Items from a dataset

------------------------------------

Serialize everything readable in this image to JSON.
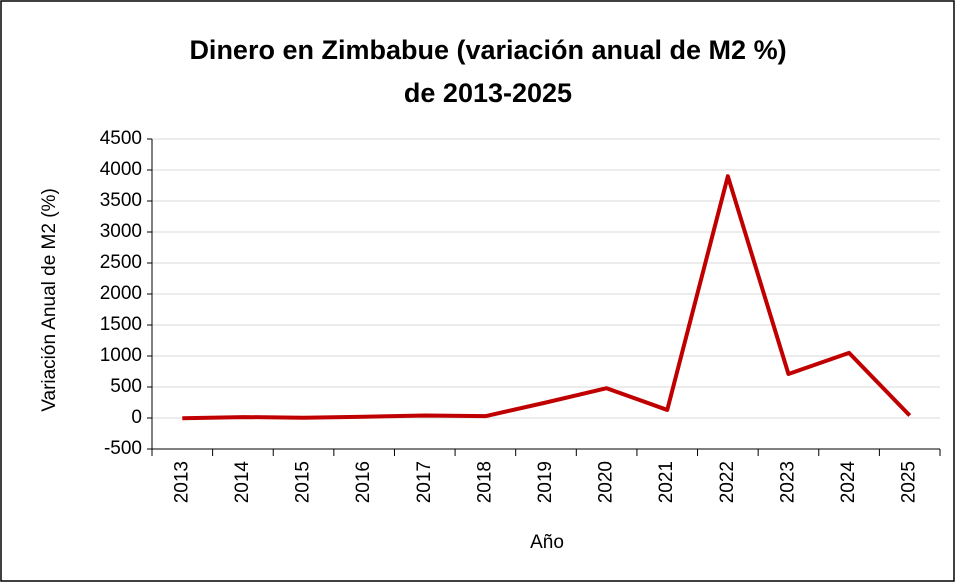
{
  "chart_data": {
    "type": "line",
    "title": [
      "Dinero en Zimbabue (variación anual de M2 %)",
      "de 2013-2025"
    ],
    "x_label": "Año",
    "y_label": "Variación Anual de M2 (%)",
    "categories": [
      "2013",
      "2014",
      "2015",
      "2016",
      "2017",
      "2018",
      "2019",
      "2020",
      "2021",
      "2022",
      "2023",
      "2024",
      "2025"
    ],
    "values": [
      -5,
      15,
      5,
      20,
      40,
      30,
      250,
      480,
      130,
      3900,
      710,
      1050,
      40
    ],
    "color": "#c00000",
    "ylim": [
      -500,
      4500
    ],
    "yticks": [
      -500,
      0,
      500,
      1000,
      1500,
      2000,
      2500,
      3000,
      3500,
      4000,
      4500
    ],
    "grid": true
  }
}
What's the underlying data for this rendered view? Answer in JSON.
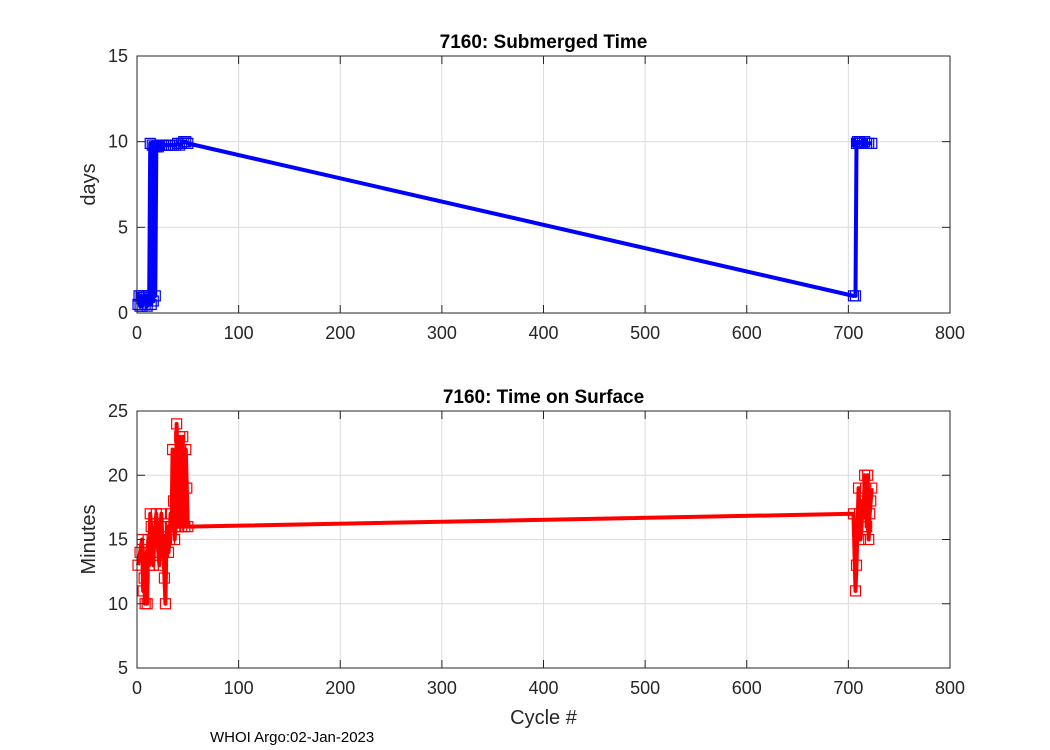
{
  "colors": {
    "submerged": "#0000ff",
    "surface": "#ff0000",
    "grid": "#dcdcdc",
    "axis": "#262626"
  },
  "footer": "WHOI Argo:02-Jan-2023",
  "chart_data": [
    {
      "type": "line",
      "title": "7160: Submerged Time",
      "xlabel": "",
      "ylabel": "days",
      "xlim": [
        0,
        800
      ],
      "ylim": [
        0,
        15
      ],
      "xticks": [
        0,
        100,
        200,
        300,
        400,
        500,
        600,
        700,
        800
      ],
      "yticks": [
        0,
        5,
        10,
        15
      ],
      "grid": true,
      "marker": "square",
      "series_color": "#0000ff",
      "x": [
        1,
        2,
        3,
        4,
        5,
        6,
        7,
        8,
        9,
        10,
        11,
        12,
        13,
        14,
        15,
        16,
        17,
        18,
        19,
        20,
        21,
        22,
        24,
        26,
        28,
        30,
        32,
        34,
        36,
        38,
        40,
        42,
        44,
        46,
        48,
        50,
        705,
        707,
        708,
        709,
        710,
        711,
        712,
        714,
        716,
        718,
        720,
        723
      ],
      "y": [
        0.5,
        1.0,
        0.4,
        1.0,
        0.4,
        0.9,
        1.0,
        0.5,
        1.0,
        0.4,
        1.0,
        0.9,
        9.9,
        0.5,
        9.8,
        0.7,
        9.7,
        1.0,
        9.7,
        9.8,
        9.7,
        9.8,
        9.8,
        9.8,
        9.8,
        9.8,
        9.8,
        9.8,
        9.8,
        9.8,
        9.9,
        9.8,
        9.9,
        10.0,
        10.0,
        9.9,
        1.0,
        1.0,
        9.9,
        10.0,
        9.9,
        10.0,
        9.9,
        9.9,
        10.0,
        9.9,
        9.9,
        9.9
      ]
    },
    {
      "type": "line",
      "title": "7160: Time on Surface",
      "xlabel": "Cycle #",
      "ylabel": "Minutes",
      "xlim": [
        0,
        800
      ],
      "ylim": [
        5,
        25
      ],
      "xticks": [
        0,
        100,
        200,
        300,
        400,
        500,
        600,
        700,
        800
      ],
      "yticks": [
        5,
        10,
        15,
        20,
        25
      ],
      "grid": true,
      "marker": "square",
      "series_color": "#ff0000",
      "x": [
        1,
        3,
        5,
        6,
        7,
        8,
        9,
        10,
        11,
        12,
        13,
        14,
        15,
        16,
        17,
        18,
        19,
        20,
        21,
        22,
        23,
        24,
        25,
        26,
        27,
        28,
        29,
        30,
        31,
        32,
        33,
        34,
        35,
        36,
        37,
        38,
        39,
        40,
        41,
        42,
        43,
        44,
        45,
        46,
        47,
        48,
        49,
        50,
        705,
        707,
        708,
        709,
        710,
        711,
        712,
        713,
        714,
        715,
        716,
        717,
        718,
        719,
        720,
        721,
        722,
        723
      ],
      "y": [
        13,
        14,
        15,
        11,
        12,
        10,
        14,
        10,
        15,
        13,
        17,
        16,
        14,
        13,
        15,
        16,
        17,
        15,
        14,
        13,
        16,
        17,
        15,
        14,
        12,
        10,
        15,
        16,
        14,
        15,
        17,
        16,
        22,
        18,
        15,
        16,
        24,
        20,
        16,
        23,
        22,
        16,
        23,
        17,
        16,
        22,
        19,
        16,
        17,
        11,
        13,
        16,
        19,
        17,
        15,
        16,
        18,
        17,
        20,
        19,
        16,
        20,
        15,
        17,
        18,
        19
      ]
    }
  ]
}
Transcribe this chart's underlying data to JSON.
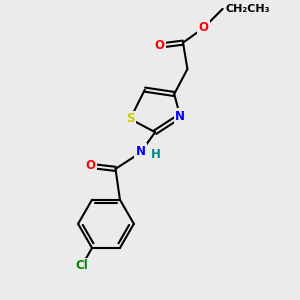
{
  "bg_color": "#ebebeb",
  "bond_color": "#000000",
  "bond_width": 1.5,
  "atom_colors": {
    "O": "#ff0000",
    "N": "#0000ff",
    "S": "#cccc00",
    "Cl": "#008800",
    "C": "#000000",
    "H": "#008888"
  },
  "font_size": 8.5,
  "atom_bg_color": "#ebebeb"
}
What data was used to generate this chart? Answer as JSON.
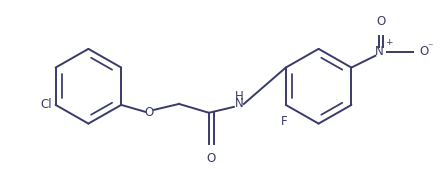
{
  "background_color": "#ffffff",
  "line_color": "#3a3a6a",
  "text_color": "#3a3a6a",
  "line_width": 1.4,
  "font_size": 8.5,
  "figsize": [
    4.46,
    1.69
  ],
  "dpi": 100,
  "xlim": [
    0,
    446
  ],
  "ylim": [
    0,
    169
  ]
}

------------------------------------

Reproduce every line of the material precisely, omitting its pictures.

### Answer for the task
Serialize everything readable in this image to JSON.
{
  "chart_data": {
    "type": "line",
    "title": [
      "Dinero en Zimbabue (variación anual de M2 %)",
      "de 2013-2025"
    ],
    "x_label": "Año",
    "y_label": "Variación Anual de M2 (%)",
    "categories": [
      "2013",
      "2014",
      "2015",
      "2016",
      "2017",
      "2018",
      "2019",
      "2020",
      "2021",
      "2022",
      "2023",
      "2024",
      "2025"
    ],
    "values": [
      -5,
      15,
      5,
      20,
      40,
      30,
      250,
      480,
      130,
      3900,
      710,
      1050,
      40
    ],
    "color": "#c00000",
    "ylim": [
      -500,
      4500
    ],
    "yticks": [
      -500,
      0,
      500,
      1000,
      1500,
      2000,
      2500,
      3000,
      3500,
      4000,
      4500
    ],
    "grid": true
  }
}
What's the underlying data for this rendered view? Answer in JSON.
{
  "colors": {
    "submerged": "#0000ff",
    "surface": "#ff0000",
    "grid": "#dcdcdc",
    "axis": "#262626"
  },
  "footer": "WHOI Argo:02-Jan-2023",
  "chart_data": [
    {
      "type": "line",
      "title": "7160: Submerged Time",
      "xlabel": "",
      "ylabel": "days",
      "xlim": [
        0,
        800
      ],
      "ylim": [
        0,
        15
      ],
      "xticks": [
        0,
        100,
        200,
        300,
        400,
        500,
        600,
        700,
        800
      ],
      "yticks": [
        0,
        5,
        10,
        15
      ],
      "grid": true,
      "marker": "square",
      "series_color": "#0000ff",
      "x": [
        1,
        2,
        3,
        4,
        5,
        6,
        7,
        8,
        9,
        10,
        11,
        12,
        13,
        14,
        15,
        16,
        17,
        18,
        19,
        20,
        21,
        22,
        24,
        26,
        28,
        30,
        32,
        34,
        36,
        38,
        40,
        42,
        44,
        46,
        48,
        50,
        705,
        707,
        708,
        709,
        710,
        711,
        712,
        714,
        716,
        718,
        720,
        723
      ],
      "y": [
        0.5,
        1.0,
        0.4,
        1.0,
        0.4,
        0.9,
        1.0,
        0.5,
        1.0,
        0.4,
        1.0,
        0.9,
        9.9,
        0.5,
        9.8,
        0.7,
        9.7,
        1.0,
        9.7,
        9.8,
        9.7,
        9.8,
        9.8,
        9.8,
        9.8,
        9.8,
        9.8,
        9.8,
        9.8,
        9.8,
        9.9,
        9.8,
        9.9,
        10.0,
        10.0,
        9.9,
        1.0,
        1.0,
        9.9,
        10.0,
        9.9,
        10.0,
        9.9,
        9.9,
        10.0,
        9.9,
        9.9,
        9.9
      ]
    },
    {
      "type": "line",
      "title": "7160: Time on Surface",
      "xlabel": "Cycle #",
      "ylabel": "Minutes",
      "xlim": [
        0,
        800
      ],
      "ylim": [
        5,
        25
      ],
      "xticks": [
        0,
        100,
        200,
        300,
        400,
        500,
        600,
        700,
        800
      ],
      "yticks": [
        5,
        10,
        15,
        20,
        25
      ],
      "grid": true,
      "marker": "square",
      "series_color": "#ff0000",
      "x": [
        1,
        3,
        5,
        6,
        7,
        8,
        9,
        10,
        11,
        12,
        13,
        14,
        15,
        16,
        17,
        18,
        19,
        20,
        21,
        22,
        23,
        24,
        25,
        26,
        27,
        28,
        29,
        30,
        31,
        32,
        33,
        34,
        35,
        36,
        37,
        38,
        39,
        40,
        41,
        42,
        43,
        44,
        45,
        46,
        47,
        48,
        49,
        50,
        705,
        707,
        708,
        709,
        710,
        711,
        712,
        713,
        714,
        715,
        716,
        717,
        718,
        719,
        720,
        721,
        722,
        723
      ],
      "y": [
        13,
        14,
        15,
        11,
        12,
        10,
        14,
        10,
        15,
        13,
        17,
        16,
        14,
        13,
        15,
        16,
        17,
        15,
        14,
        13,
        16,
        17,
        15,
        14,
        12,
        10,
        15,
        16,
        14,
        15,
        17,
        16,
        22,
        18,
        15,
        16,
        24,
        20,
        16,
        23,
        22,
        16,
        23,
        17,
        16,
        22,
        19,
        16,
        17,
        11,
        13,
        16,
        19,
        17,
        15,
        16,
        18,
        17,
        20,
        19,
        16,
        20,
        15,
        17,
        18,
        19
      ]
    }
  ]
}
Transcribe this chart's underlying data to JSON.
{
  "bg_color": "#ebebeb",
  "bond_color": "#000000",
  "bond_width": 1.5,
  "atom_colors": {
    "O": "#ff0000",
    "N": "#0000ff",
    "S": "#cccc00",
    "Cl": "#008800",
    "C": "#000000",
    "H": "#008888"
  },
  "font_size": 8.5,
  "atom_bg_color": "#ebebeb"
}
What data was used to generate this chart? Answer as JSON.
{
  "background_color": "#ffffff",
  "line_color": "#3a3a6a",
  "text_color": "#3a3a6a",
  "line_width": 1.4,
  "font_size": 8.5,
  "figsize": [
    4.46,
    1.69
  ],
  "dpi": 100,
  "xlim": [
    0,
    446
  ],
  "ylim": [
    0,
    169
  ]
}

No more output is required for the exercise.